- [Exercise task]
Bring together all lines of the material below that contain the string "position".

- [Records for this task]
= = =
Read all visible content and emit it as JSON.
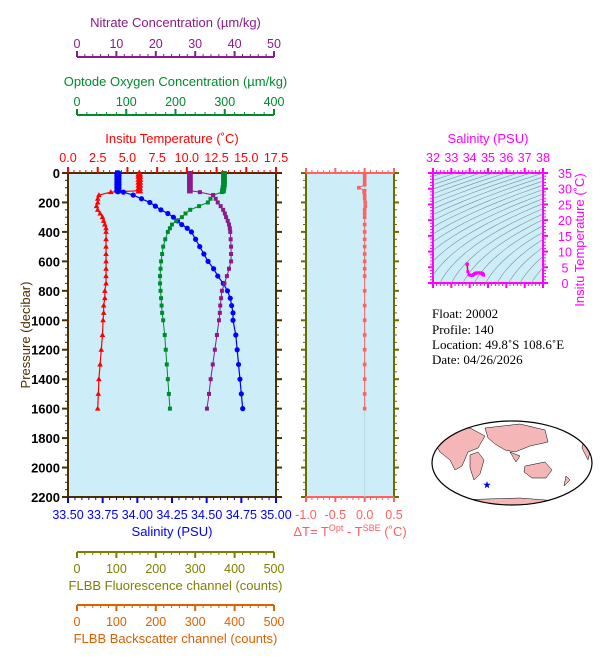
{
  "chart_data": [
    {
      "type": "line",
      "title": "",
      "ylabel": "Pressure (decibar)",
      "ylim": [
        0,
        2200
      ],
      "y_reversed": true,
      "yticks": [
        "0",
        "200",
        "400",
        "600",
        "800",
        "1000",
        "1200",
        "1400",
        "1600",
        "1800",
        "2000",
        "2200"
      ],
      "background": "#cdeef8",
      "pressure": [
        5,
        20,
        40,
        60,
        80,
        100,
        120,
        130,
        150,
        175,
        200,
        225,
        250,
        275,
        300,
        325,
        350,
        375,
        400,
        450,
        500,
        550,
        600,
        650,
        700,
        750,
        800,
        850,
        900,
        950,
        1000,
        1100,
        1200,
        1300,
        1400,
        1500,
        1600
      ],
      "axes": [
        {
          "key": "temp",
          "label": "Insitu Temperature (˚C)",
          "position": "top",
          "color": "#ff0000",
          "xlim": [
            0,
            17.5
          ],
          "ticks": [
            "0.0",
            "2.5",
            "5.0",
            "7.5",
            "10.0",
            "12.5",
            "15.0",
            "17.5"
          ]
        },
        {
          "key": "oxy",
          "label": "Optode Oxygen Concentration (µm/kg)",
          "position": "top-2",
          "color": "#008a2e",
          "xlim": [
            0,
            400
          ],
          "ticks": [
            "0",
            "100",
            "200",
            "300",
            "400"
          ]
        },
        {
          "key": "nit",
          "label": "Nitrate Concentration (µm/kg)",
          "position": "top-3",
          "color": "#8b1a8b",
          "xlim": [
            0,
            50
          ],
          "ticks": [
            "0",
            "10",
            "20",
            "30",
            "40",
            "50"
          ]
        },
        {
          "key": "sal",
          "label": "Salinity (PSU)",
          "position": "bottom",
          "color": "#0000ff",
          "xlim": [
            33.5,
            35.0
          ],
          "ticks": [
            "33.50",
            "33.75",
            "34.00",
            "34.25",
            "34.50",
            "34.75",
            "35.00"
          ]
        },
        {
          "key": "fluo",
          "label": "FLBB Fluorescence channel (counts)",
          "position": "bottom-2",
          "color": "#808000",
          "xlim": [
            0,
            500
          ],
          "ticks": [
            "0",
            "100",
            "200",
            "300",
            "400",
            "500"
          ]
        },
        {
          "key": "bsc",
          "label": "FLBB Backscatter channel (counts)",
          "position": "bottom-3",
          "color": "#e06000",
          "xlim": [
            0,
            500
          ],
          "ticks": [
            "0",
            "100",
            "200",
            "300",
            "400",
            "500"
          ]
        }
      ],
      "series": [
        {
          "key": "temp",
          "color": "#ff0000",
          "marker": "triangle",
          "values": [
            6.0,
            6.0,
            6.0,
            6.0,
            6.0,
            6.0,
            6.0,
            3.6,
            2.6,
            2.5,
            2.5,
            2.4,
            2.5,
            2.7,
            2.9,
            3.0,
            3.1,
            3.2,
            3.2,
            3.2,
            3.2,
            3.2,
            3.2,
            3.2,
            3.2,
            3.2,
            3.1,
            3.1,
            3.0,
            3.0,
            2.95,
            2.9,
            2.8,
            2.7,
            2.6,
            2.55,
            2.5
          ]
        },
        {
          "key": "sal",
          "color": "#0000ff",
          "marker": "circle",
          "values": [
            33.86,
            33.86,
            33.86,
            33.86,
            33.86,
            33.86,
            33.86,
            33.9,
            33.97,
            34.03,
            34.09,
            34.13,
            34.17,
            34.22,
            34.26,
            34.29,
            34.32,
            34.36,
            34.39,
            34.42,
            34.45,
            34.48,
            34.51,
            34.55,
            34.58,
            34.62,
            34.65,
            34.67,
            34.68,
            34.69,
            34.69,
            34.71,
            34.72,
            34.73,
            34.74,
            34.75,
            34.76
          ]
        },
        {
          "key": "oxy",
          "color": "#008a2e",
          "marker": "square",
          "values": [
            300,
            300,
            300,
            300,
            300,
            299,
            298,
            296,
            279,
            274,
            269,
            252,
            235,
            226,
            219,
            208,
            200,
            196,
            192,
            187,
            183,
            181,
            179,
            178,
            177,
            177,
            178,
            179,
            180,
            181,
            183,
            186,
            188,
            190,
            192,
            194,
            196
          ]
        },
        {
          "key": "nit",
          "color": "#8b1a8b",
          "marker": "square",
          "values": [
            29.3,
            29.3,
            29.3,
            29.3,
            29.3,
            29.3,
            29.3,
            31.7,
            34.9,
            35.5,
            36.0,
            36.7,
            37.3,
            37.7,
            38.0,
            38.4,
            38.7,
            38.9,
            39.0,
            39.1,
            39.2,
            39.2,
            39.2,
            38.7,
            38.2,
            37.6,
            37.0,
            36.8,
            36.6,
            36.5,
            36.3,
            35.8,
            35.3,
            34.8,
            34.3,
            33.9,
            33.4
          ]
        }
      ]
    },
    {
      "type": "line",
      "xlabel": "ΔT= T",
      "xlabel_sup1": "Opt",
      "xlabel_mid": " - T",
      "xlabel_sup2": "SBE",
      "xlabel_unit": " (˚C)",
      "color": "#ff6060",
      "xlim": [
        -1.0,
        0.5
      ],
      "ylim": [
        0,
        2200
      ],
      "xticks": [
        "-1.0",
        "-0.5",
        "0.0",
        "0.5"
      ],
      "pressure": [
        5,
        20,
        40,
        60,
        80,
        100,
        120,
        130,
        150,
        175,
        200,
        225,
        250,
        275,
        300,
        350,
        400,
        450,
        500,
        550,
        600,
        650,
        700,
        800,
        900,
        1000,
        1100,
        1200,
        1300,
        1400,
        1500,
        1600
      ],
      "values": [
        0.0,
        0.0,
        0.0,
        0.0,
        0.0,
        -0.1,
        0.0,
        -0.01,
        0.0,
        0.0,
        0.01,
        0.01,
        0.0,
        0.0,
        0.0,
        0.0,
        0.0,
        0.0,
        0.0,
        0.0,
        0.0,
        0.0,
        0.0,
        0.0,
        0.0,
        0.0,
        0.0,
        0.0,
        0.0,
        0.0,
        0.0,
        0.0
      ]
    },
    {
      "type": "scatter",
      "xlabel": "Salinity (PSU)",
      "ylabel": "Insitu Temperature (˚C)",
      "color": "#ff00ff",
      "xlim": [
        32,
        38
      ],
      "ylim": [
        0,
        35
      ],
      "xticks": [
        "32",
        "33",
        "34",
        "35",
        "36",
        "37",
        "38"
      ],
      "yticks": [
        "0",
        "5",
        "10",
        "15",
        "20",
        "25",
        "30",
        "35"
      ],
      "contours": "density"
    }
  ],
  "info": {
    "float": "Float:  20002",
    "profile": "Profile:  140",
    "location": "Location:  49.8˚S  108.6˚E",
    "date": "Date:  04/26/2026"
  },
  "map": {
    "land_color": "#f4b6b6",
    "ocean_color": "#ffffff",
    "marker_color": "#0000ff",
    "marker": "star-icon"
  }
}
= = =
- [Answer to the task]
          "position": "top",
          "position": "top-2",
          "position": "top-3",
          "position": "bottom",
          "position": "bottom-2",
          "position": "bottom-3",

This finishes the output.